**Your instructions:**
Using the records below, copy out exactly the line that contains "Extract all readable text from this page." and every line that follows it, up to and including the last, and no others.

**Provided records:**
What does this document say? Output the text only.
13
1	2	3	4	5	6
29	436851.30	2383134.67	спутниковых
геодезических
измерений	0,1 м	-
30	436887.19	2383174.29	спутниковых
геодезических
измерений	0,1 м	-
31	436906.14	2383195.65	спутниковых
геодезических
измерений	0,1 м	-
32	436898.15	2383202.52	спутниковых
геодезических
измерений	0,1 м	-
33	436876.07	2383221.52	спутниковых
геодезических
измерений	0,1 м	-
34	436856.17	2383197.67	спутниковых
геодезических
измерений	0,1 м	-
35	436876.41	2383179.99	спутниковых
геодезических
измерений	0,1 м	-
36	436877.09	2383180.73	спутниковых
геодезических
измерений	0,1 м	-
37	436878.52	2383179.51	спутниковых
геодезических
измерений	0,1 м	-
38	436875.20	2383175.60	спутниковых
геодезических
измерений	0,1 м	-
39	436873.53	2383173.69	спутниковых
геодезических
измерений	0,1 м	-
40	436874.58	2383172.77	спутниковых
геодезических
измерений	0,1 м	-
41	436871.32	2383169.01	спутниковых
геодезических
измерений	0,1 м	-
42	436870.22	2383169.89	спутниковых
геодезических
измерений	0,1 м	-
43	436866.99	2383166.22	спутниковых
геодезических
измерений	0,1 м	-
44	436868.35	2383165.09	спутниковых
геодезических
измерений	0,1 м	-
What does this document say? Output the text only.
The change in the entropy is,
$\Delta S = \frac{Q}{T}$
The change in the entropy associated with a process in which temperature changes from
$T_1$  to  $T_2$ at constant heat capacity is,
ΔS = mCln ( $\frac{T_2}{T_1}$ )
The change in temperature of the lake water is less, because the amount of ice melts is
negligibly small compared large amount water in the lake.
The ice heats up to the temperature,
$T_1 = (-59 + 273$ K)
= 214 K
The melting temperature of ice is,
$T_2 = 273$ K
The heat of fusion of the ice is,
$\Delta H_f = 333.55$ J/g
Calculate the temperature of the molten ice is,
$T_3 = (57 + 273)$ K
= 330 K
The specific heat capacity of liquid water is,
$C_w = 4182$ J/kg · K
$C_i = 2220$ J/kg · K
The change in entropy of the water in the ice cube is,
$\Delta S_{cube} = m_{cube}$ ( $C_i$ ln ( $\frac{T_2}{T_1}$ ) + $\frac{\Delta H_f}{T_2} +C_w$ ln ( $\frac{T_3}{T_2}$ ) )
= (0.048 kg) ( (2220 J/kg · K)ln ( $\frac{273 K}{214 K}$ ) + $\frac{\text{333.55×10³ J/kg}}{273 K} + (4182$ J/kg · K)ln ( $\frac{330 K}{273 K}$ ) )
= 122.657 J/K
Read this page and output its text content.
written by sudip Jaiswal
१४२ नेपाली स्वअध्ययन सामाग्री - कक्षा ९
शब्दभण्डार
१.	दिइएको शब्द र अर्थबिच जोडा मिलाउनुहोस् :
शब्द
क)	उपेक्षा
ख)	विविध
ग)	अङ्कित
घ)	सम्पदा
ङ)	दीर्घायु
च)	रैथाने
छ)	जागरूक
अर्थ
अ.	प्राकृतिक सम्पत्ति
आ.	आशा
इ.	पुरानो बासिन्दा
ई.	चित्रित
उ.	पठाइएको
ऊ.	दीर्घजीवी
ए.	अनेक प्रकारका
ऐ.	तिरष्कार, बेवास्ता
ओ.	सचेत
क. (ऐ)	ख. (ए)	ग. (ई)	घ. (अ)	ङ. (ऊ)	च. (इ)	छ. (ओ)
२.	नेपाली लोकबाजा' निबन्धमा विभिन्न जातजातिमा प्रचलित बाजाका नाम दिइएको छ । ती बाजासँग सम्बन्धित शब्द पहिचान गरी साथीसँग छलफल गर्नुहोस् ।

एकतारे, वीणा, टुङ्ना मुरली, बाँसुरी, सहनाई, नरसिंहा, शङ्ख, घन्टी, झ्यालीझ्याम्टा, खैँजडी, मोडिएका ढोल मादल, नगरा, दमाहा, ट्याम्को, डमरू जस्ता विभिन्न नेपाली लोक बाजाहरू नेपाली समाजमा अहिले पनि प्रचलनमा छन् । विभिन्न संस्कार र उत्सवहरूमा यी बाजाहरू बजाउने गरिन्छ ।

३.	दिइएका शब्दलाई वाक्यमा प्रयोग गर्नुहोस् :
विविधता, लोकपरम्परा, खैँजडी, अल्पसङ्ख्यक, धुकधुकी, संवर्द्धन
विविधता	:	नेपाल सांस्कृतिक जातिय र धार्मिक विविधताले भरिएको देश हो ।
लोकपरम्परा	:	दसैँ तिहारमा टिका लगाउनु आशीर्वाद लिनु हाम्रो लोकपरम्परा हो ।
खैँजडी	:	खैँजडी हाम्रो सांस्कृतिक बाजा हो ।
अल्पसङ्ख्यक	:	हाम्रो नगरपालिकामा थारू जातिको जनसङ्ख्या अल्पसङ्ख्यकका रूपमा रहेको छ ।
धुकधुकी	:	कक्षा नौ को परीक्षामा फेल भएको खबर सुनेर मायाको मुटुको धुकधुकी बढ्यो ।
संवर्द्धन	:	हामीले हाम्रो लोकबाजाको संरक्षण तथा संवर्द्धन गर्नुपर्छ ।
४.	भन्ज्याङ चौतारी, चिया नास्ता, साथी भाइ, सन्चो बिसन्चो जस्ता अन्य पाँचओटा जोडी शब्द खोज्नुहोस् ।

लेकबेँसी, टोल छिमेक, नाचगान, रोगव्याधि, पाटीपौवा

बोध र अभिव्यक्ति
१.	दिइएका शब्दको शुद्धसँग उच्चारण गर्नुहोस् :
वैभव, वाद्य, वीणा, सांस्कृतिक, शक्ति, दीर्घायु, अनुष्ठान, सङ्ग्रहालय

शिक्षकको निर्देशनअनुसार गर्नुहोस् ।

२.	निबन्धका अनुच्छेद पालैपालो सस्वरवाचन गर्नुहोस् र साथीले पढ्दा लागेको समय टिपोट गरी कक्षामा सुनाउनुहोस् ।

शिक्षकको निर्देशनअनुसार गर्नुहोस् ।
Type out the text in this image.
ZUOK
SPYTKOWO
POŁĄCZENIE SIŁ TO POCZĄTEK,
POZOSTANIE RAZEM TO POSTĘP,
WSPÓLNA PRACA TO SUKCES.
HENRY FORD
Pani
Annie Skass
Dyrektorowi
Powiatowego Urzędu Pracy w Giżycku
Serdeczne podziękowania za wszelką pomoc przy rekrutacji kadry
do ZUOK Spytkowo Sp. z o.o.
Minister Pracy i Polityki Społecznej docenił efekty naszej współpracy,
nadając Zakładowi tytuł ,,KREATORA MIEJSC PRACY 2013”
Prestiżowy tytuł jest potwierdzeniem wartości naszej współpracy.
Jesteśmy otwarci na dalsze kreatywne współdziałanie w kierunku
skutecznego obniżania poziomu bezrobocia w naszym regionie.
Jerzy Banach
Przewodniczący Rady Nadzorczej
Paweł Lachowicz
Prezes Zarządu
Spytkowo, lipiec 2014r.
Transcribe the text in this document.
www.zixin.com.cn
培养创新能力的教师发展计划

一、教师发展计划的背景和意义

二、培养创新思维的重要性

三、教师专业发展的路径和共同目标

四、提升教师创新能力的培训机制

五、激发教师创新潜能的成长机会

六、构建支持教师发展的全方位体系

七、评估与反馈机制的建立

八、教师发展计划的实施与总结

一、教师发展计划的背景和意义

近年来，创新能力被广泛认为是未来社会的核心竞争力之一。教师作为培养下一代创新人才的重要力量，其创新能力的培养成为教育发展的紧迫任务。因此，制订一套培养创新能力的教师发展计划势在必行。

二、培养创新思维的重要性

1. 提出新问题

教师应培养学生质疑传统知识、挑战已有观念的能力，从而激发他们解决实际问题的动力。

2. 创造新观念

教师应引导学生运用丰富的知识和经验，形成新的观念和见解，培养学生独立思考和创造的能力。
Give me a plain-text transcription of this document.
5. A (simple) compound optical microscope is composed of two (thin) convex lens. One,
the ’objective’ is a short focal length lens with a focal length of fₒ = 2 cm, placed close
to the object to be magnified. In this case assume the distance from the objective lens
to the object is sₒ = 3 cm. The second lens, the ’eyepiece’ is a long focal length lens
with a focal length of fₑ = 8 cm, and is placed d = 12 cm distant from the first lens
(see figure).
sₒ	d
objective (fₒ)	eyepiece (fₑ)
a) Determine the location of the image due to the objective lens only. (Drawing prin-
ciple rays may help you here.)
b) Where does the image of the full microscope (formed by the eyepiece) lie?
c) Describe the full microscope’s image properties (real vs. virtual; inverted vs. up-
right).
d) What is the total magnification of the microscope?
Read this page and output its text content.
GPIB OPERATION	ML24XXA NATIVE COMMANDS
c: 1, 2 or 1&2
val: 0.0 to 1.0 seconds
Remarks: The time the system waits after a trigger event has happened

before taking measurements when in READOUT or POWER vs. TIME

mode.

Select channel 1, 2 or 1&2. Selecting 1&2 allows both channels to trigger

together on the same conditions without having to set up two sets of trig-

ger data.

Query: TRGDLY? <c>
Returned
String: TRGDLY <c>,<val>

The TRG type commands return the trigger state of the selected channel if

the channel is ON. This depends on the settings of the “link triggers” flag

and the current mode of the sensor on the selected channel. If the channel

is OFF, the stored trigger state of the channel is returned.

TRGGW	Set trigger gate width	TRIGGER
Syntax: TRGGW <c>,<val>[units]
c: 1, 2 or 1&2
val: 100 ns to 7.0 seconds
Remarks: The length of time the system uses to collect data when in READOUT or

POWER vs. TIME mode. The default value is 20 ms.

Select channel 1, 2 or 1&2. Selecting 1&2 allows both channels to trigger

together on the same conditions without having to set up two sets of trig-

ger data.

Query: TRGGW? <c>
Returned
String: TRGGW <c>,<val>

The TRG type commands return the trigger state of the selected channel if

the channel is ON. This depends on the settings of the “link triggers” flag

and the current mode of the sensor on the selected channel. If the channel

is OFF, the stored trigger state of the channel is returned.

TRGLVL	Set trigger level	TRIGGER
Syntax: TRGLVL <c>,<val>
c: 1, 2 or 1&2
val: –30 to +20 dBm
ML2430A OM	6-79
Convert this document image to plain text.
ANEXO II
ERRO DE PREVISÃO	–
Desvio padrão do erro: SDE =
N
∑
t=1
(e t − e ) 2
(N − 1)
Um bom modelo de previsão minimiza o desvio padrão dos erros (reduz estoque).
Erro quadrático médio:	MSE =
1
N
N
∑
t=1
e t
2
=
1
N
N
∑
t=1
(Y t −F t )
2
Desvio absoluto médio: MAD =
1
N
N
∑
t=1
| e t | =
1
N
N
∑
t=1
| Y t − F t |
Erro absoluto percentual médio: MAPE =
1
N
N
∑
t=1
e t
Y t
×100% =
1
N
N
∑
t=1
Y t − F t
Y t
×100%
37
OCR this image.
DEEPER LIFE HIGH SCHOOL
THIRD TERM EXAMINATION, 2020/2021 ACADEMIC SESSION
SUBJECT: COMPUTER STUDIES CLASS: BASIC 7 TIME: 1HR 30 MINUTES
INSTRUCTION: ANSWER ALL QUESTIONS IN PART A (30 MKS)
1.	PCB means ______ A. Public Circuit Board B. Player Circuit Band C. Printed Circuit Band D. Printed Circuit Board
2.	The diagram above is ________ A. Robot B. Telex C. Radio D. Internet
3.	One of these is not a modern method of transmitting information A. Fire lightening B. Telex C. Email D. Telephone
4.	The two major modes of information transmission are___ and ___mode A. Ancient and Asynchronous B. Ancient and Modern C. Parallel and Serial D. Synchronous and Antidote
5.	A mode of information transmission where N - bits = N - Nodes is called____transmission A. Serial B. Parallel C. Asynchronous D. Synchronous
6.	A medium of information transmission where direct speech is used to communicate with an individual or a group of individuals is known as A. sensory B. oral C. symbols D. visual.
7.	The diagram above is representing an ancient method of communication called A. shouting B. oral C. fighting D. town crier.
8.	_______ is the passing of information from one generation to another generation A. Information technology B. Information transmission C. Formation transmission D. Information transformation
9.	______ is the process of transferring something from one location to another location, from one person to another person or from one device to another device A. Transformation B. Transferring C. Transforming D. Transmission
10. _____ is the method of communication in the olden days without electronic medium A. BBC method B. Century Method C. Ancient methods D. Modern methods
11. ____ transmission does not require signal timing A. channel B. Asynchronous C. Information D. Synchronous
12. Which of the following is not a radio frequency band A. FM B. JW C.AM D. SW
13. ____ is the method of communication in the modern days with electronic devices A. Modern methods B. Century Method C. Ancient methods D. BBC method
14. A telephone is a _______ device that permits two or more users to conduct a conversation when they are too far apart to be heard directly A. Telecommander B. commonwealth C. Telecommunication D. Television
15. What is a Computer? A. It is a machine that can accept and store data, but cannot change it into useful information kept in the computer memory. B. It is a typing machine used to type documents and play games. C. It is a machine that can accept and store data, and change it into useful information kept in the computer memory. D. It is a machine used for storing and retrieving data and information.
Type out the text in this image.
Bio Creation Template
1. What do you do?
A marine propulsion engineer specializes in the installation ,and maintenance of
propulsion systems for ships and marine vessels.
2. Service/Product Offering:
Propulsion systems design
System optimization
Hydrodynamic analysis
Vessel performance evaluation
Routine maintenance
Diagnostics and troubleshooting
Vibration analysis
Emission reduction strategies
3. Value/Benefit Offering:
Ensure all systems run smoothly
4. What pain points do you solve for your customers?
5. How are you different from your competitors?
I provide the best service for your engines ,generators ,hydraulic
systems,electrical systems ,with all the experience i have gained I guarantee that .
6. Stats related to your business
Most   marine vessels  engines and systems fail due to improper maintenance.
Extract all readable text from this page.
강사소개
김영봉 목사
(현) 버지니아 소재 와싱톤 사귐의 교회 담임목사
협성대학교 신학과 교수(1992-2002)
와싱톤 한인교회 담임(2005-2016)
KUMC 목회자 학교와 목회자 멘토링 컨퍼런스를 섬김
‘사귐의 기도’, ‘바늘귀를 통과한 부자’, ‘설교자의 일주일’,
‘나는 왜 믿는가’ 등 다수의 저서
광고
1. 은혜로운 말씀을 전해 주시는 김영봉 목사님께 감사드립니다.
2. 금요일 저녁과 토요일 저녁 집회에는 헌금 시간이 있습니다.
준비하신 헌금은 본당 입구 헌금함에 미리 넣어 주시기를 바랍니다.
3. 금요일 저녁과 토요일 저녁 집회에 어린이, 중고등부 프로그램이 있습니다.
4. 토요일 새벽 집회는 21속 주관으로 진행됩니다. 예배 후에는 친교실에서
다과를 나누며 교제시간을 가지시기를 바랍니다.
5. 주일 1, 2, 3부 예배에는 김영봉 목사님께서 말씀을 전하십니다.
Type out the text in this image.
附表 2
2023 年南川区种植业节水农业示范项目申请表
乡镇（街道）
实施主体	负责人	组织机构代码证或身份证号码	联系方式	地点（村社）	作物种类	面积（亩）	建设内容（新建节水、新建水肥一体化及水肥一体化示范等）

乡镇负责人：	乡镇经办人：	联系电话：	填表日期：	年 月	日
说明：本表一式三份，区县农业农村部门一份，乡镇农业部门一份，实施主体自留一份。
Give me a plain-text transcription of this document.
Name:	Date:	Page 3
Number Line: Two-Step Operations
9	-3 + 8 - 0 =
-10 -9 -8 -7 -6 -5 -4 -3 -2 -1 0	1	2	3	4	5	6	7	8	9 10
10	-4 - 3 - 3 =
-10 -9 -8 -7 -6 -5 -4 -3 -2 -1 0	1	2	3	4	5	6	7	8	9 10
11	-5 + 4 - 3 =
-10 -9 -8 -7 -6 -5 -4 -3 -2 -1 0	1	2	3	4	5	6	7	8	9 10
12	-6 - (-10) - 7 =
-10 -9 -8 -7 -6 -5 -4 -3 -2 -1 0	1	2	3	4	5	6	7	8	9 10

**Task result:**
Extract all readable text from this page.
강사소개
김영봉 목사
(현) 버지니아 소재 와싱톤 사귐의 교회 담임목사
협성대학교 신학과 교수(1992-2002)
와싱톤 한인교회 담임(2005-2016)
KUMC 목회자 학교와 목회자 멘토링 컨퍼런스를 섬김
‘사귐의 기도’, ‘바늘귀를 통과한 부자’, ‘설교자의 일주일’,
‘나는 왜 믿는가’ 등 다수의 저서
광고
1. 은혜로운 말씀을 전해 주시는 김영봉 목사님께 감사드립니다.
2. 금요일 저녁과 토요일 저녁 집회에는 헌금 시간이 있습니다.
준비하신 헌금은 본당 입구 헌금함에 미리 넣어 주시기를 바랍니다.
3. 금요일 저녁과 토요일 저녁 집회에 어린이, 중고등부 프로그램이 있습니다.
4. 토요일 새벽 집회는 21속 주관으로 진행됩니다. 예배 후에는 친교실에서
다과를 나누며 교제시간을 가지시기를 바랍니다.
5. 주일 1, 2, 3부 예배에는 김영봉 목사님께서 말씀을 전하십니다.
Type out the text in this image.
附表 2
2023 年南川区种植业节水农业示范项目申请表
乡镇（街道）
实施主体	负责人	组织机构代码证或身份证号码	联系方式	地点（村社）	作物种类	面积（亩）	建设内容（新建节水、新建水肥一体化及水肥一体化示范等）

乡镇负责人：	乡镇经办人：	联系电话：	填表日期：	年 月	日
说明：本表一式三份，区县农业农村部门一份，乡镇农业部门一份，实施主体自留一份。
Give me a plain-text transcription of this document.
Name:	Date:	Page 3
Number Line: Two-Step Operations
9	-3 + 8 - 0 =
-10 -9 -8 -7 -6 -5 -4 -3 -2 -1 0	1	2	3	4	5	6	7	8	9 10
10	-4 - 3 - 3 =
-10 -9 -8 -7 -6 -5 -4 -3 -2 -1 0	1	2	3	4	5	6	7	8	9 10
11	-5 + 4 - 3 =
-10 -9 -8 -7 -6 -5 -4 -3 -2 -1 0	1	2	3	4	5	6	7	8	9 10
12	-6 - (-10) - 7 =
-10 -9 -8 -7 -6 -5 -4 -3 -2 -1 0	1	2	3	4	5	6	7	8	9 10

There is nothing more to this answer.